WORK TO DO — Reproduce the lines below verbatim, leaving out the picture.

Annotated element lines
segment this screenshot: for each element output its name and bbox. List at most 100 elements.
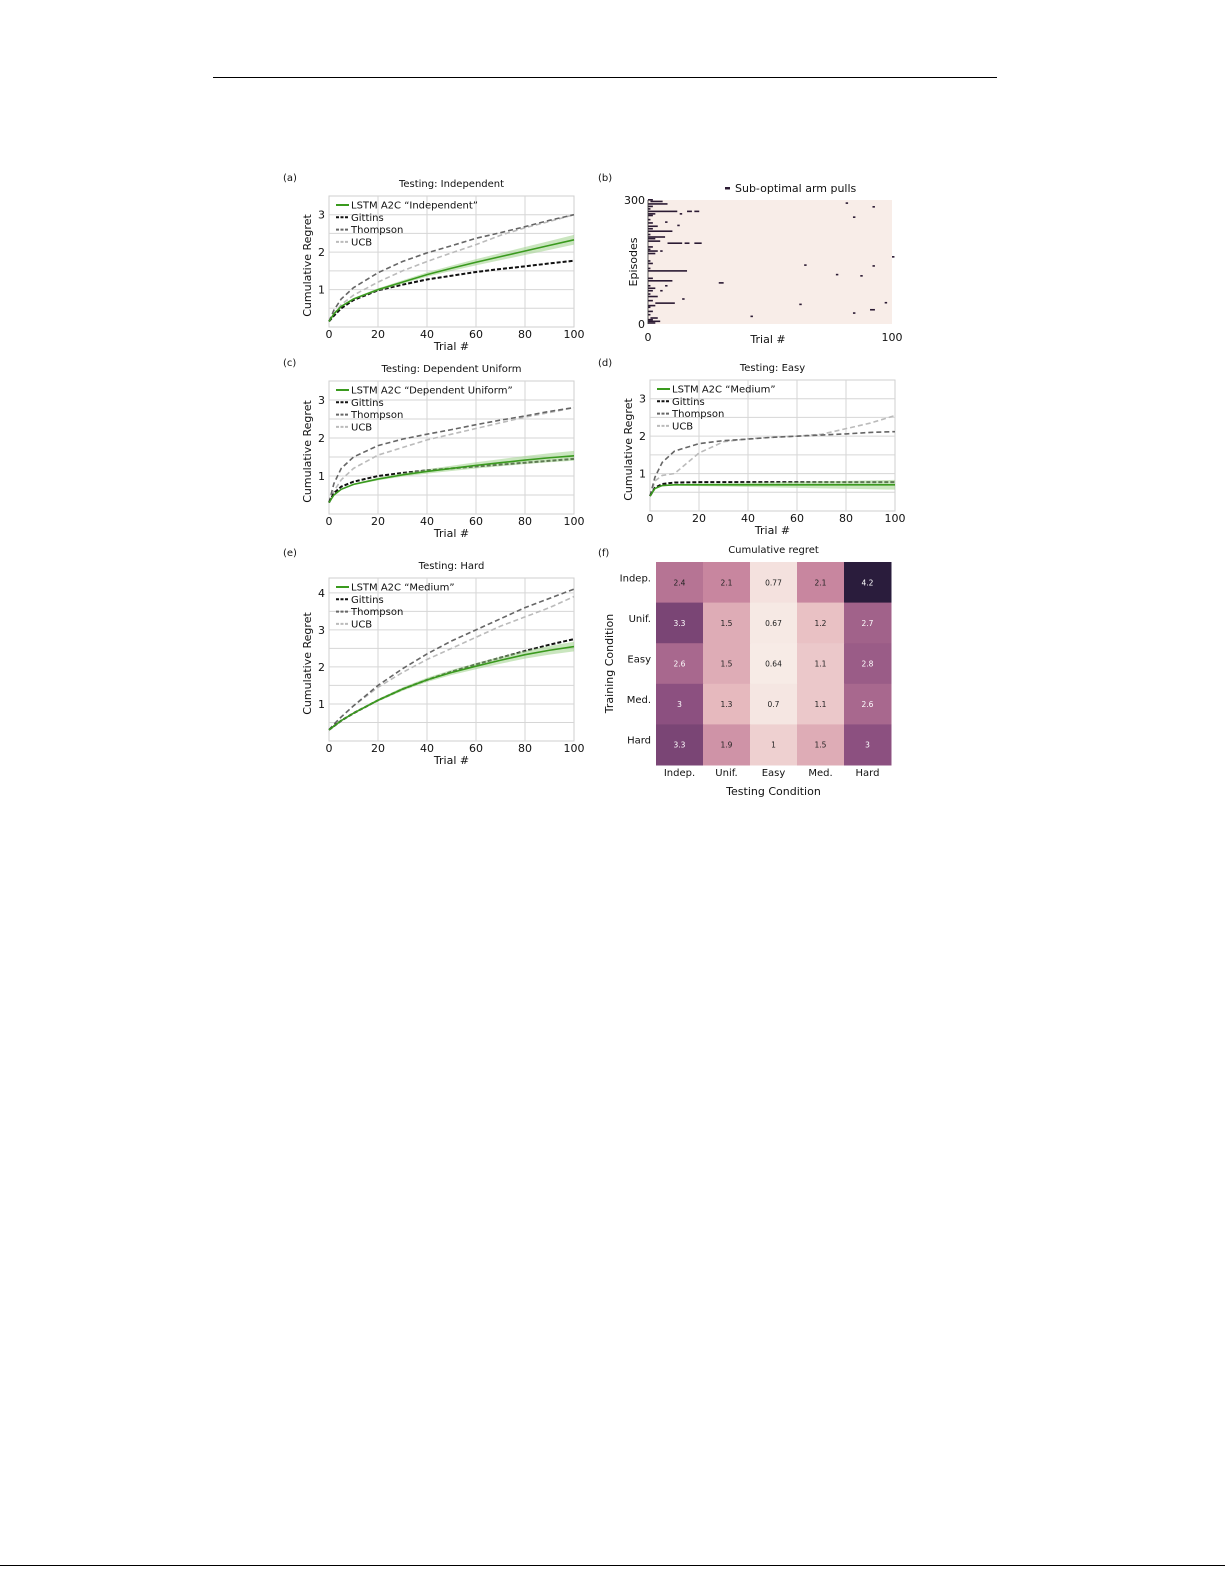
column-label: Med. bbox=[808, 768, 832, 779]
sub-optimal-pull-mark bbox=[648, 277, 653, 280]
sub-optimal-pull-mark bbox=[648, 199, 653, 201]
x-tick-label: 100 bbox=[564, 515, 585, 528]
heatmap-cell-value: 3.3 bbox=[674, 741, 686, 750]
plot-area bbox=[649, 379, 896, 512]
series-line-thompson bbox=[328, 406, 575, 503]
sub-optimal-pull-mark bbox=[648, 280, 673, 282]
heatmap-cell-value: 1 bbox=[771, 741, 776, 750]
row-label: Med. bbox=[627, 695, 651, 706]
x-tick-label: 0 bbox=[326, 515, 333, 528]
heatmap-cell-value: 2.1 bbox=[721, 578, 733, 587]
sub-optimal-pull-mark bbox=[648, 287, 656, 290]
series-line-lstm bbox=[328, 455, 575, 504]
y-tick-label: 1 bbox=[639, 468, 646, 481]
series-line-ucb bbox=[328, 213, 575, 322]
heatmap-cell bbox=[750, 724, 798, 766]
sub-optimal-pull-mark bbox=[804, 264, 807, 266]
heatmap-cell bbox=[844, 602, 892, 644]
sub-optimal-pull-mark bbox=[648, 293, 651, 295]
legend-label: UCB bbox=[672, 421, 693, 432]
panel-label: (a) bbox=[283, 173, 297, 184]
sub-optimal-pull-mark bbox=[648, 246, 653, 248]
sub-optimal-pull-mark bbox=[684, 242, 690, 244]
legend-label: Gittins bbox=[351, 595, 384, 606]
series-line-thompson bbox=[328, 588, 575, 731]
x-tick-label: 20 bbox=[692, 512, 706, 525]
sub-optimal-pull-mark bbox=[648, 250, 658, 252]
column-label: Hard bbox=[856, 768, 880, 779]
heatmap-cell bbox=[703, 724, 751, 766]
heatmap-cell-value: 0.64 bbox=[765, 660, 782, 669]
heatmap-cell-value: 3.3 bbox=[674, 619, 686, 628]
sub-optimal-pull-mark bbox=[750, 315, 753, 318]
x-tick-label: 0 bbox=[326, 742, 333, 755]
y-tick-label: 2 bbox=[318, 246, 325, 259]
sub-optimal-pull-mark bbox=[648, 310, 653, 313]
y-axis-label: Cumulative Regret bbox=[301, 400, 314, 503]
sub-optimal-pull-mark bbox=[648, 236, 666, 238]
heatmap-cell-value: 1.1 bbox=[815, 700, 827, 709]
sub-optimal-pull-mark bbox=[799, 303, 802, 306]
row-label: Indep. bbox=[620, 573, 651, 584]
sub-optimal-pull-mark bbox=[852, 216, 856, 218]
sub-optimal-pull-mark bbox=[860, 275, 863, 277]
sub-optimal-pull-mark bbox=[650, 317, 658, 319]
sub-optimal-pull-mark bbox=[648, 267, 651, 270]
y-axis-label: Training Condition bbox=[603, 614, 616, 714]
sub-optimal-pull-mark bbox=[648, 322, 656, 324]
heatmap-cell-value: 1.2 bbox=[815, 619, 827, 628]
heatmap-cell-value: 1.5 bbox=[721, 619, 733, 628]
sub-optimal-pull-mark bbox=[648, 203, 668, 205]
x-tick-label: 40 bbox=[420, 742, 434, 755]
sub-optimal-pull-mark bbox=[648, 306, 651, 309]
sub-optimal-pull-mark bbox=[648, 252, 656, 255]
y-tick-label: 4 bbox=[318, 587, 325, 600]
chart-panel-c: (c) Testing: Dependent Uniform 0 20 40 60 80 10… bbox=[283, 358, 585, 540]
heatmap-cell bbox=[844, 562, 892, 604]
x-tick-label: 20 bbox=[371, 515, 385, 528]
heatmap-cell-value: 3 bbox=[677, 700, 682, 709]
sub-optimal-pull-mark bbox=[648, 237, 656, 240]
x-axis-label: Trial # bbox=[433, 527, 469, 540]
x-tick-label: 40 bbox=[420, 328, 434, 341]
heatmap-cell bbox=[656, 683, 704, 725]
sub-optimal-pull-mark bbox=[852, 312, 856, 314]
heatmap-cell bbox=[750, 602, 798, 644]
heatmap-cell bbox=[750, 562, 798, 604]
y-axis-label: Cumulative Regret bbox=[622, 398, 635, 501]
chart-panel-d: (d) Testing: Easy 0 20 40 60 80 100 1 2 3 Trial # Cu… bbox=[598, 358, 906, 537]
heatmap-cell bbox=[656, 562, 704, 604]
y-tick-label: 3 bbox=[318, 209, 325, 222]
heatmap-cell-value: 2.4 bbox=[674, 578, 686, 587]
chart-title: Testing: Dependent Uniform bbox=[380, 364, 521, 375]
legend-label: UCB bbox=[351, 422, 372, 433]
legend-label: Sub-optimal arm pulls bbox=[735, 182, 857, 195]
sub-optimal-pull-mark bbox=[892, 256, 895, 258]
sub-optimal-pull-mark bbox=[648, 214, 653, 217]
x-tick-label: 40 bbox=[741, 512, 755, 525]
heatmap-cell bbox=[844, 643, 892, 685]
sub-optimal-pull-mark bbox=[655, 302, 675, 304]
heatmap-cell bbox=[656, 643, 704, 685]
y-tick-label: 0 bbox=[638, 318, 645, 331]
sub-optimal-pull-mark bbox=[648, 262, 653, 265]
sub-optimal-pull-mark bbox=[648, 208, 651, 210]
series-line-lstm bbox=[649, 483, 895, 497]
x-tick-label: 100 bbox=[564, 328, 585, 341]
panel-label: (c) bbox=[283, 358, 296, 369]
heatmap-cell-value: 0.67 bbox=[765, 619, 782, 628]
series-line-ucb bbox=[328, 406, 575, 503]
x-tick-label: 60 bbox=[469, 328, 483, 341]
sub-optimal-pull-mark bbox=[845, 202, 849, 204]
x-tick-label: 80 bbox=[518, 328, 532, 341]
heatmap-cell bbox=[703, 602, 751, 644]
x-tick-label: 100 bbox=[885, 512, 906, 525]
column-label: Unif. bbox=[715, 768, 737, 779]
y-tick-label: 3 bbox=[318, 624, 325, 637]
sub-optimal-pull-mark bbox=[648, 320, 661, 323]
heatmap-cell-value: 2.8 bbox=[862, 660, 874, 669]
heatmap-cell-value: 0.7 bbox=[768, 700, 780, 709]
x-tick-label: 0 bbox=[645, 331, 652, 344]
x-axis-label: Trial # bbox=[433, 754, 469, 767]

CORRECT OUTPUT —
segment this screenshot: for each element output its name and bbox. List at most 100 elements.
column-label: Med. bbox=[808, 768, 832, 779]
sub-optimal-pull-mark bbox=[648, 277, 653, 280]
sub-optimal-pull-mark bbox=[648, 199, 653, 201]
x-tick-label: 100 bbox=[564, 515, 585, 528]
heatmap-cell-value: 3.3 bbox=[674, 741, 686, 750]
plot-area bbox=[649, 379, 896, 512]
series-line-thompson bbox=[328, 406, 575, 503]
sub-optimal-pull-mark bbox=[648, 280, 673, 282]
heatmap-cell-value: 1 bbox=[771, 741, 776, 750]
row-label: Med. bbox=[627, 695, 651, 706]
x-tick-label: 0 bbox=[326, 515, 333, 528]
heatmap-cell-value: 2.1 bbox=[721, 578, 733, 587]
sub-optimal-pull-mark bbox=[648, 287, 656, 290]
series-line-lstm bbox=[328, 455, 575, 504]
y-tick-label: 1 bbox=[639, 468, 646, 481]
series-line-ucb bbox=[328, 213, 575, 322]
heatmap-cell bbox=[750, 724, 798, 766]
sub-optimal-pull-mark bbox=[804, 264, 807, 266]
heatmap-cell bbox=[844, 602, 892, 644]
sub-optimal-pull-mark bbox=[648, 293, 651, 295]
legend-label: UCB bbox=[672, 421, 693, 432]
panel-label: (a) bbox=[283, 173, 297, 184]
sub-optimal-pull-mark bbox=[648, 246, 653, 248]
sub-optimal-pull-mark bbox=[684, 242, 690, 244]
legend-label: Gittins bbox=[351, 595, 384, 606]
series-line-thompson bbox=[328, 588, 575, 731]
x-tick-label: 20 bbox=[692, 512, 706, 525]
sub-optimal-pull-mark bbox=[648, 250, 658, 252]
column-label: Hard bbox=[856, 768, 880, 779]
heatmap-cell bbox=[703, 724, 751, 766]
heatmap-cell-value: 0.64 bbox=[765, 660, 782, 669]
heatmap-cell-value: 3.3 bbox=[674, 619, 686, 628]
sub-optimal-pull-mark bbox=[750, 315, 753, 318]
x-tick-label: 0 bbox=[326, 742, 333, 755]
y-tick-label: 2 bbox=[318, 246, 325, 259]
sub-optimal-pull-mark bbox=[648, 310, 653, 313]
y-axis-label: Cumulative Regret bbox=[301, 400, 314, 503]
sub-optimal-pull-mark bbox=[648, 236, 666, 238]
heatmap-cell-value: 1.1 bbox=[815, 700, 827, 709]
sub-optimal-pull-mark bbox=[799, 303, 802, 306]
row-label: Indep. bbox=[620, 573, 651, 584]
sub-optimal-pull-mark bbox=[852, 216, 856, 218]
sub-optimal-pull-mark bbox=[860, 275, 863, 277]
sub-optimal-pull-mark bbox=[650, 317, 658, 319]
sub-optimal-pull-mark bbox=[648, 267, 651, 270]
y-axis-label: Training Condition bbox=[603, 614, 616, 714]
sub-optimal-pull-mark bbox=[648, 322, 656, 324]
heatmap-cell-value: 1.2 bbox=[815, 619, 827, 628]
heatmap-cell-value: 1.5 bbox=[721, 619, 733, 628]
sub-optimal-pull-mark bbox=[648, 203, 668, 205]
x-tick-label: 40 bbox=[420, 742, 434, 755]
sub-optimal-pull-mark bbox=[648, 306, 651, 309]
sub-optimal-pull-mark bbox=[648, 252, 656, 255]
y-tick-label: 4 bbox=[318, 587, 325, 600]
chart-panel-c: (c) Testing: Dependent Uniform 0 20 40 60 80 10… bbox=[283, 358, 585, 540]
heatmap-cell bbox=[844, 562, 892, 604]
x-tick-label: 20 bbox=[371, 515, 385, 528]
heatmap-cell-value: 3 bbox=[677, 700, 682, 709]
sub-optimal-pull-mark bbox=[648, 237, 656, 240]
x-axis-label: Trial # bbox=[433, 527, 469, 540]
x-tick-label: 40 bbox=[420, 328, 434, 341]
heatmap-cell bbox=[656, 683, 704, 725]
sub-optimal-pull-mark bbox=[852, 312, 856, 314]
heatmap-cell bbox=[750, 602, 798, 644]
heatmap-cell bbox=[750, 562, 798, 604]
y-axis-label: Cumulative Regret bbox=[622, 398, 635, 501]
chart-panel-d: (d) Testing: Easy 0 20 40 60 80 100 1 2 3 Trial # Cu… bbox=[598, 358, 906, 537]
heatmap-cell bbox=[656, 562, 704, 604]
y-tick-label: 3 bbox=[318, 209, 325, 222]
heatmap-cell-value: 2.4 bbox=[674, 578, 686, 587]
chart-title: Testing: Dependent Uniform bbox=[380, 364, 521, 375]
legend-label: UCB bbox=[351, 422, 372, 433]
legend-label: Sub-optimal arm pulls bbox=[735, 182, 857, 195]
sub-optimal-pull-mark bbox=[892, 256, 895, 258]
sub-optimal-pull-mark bbox=[648, 214, 653, 217]
x-tick-label: 40 bbox=[741, 512, 755, 525]
heatmap-cell bbox=[844, 643, 892, 685]
sub-optimal-pull-mark bbox=[655, 302, 675, 304]
heatmap-cell bbox=[656, 643, 704, 685]
y-tick-label: 0 bbox=[638, 318, 645, 331]
sub-optimal-pull-mark bbox=[648, 262, 653, 265]
sub-optimal-pull-mark bbox=[648, 208, 651, 210]
series-line-lstm bbox=[649, 483, 895, 497]
x-tick-label: 100 bbox=[564, 328, 585, 341]
panel-label: (c) bbox=[283, 358, 296, 369]
heatmap-cell-value: 0.67 bbox=[765, 619, 782, 628]
series-line-ucb bbox=[328, 406, 575, 503]
x-tick-label: 60 bbox=[469, 328, 483, 341]
sub-optimal-pull-mark bbox=[845, 202, 849, 204]
x-tick-label: 80 bbox=[518, 328, 532, 341]
heatmap-cell bbox=[703, 602, 751, 644]
x-tick-label: 100 bbox=[885, 512, 906, 525]
column-label: Unif. bbox=[715, 768, 737, 779]
y-tick-label: 3 bbox=[318, 624, 325, 637]
sub-optimal-pull-mark bbox=[648, 320, 661, 323]
heatmap-cell-value: 2.8 bbox=[862, 660, 874, 669]
heatmap-cell-value: 0.7 bbox=[768, 700, 780, 709]
x-tick-label: 0 bbox=[645, 331, 652, 344]
x-axis-label: Trial # bbox=[433, 754, 469, 767]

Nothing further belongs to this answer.